* _DIRECTIVE_:
Copy each line in which the string "title" occurs.

Dataset records
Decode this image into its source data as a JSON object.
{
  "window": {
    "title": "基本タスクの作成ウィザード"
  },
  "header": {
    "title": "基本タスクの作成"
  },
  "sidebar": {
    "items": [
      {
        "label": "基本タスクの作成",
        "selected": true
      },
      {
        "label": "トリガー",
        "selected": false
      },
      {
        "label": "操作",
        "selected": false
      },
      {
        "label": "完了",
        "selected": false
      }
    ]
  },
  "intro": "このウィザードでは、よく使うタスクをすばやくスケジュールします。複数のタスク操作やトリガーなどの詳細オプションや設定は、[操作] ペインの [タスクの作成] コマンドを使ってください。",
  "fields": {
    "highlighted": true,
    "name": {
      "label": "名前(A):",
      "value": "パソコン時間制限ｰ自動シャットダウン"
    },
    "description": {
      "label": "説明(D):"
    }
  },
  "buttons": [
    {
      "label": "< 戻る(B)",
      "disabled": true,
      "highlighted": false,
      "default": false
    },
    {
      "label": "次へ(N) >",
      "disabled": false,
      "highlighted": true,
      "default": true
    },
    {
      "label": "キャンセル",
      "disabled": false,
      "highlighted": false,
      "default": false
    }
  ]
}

* _ANSWER TO THIS PROBLEM_:
    "title": "基本タスクの作成ウィザード"
    "title": "基本タスクの作成"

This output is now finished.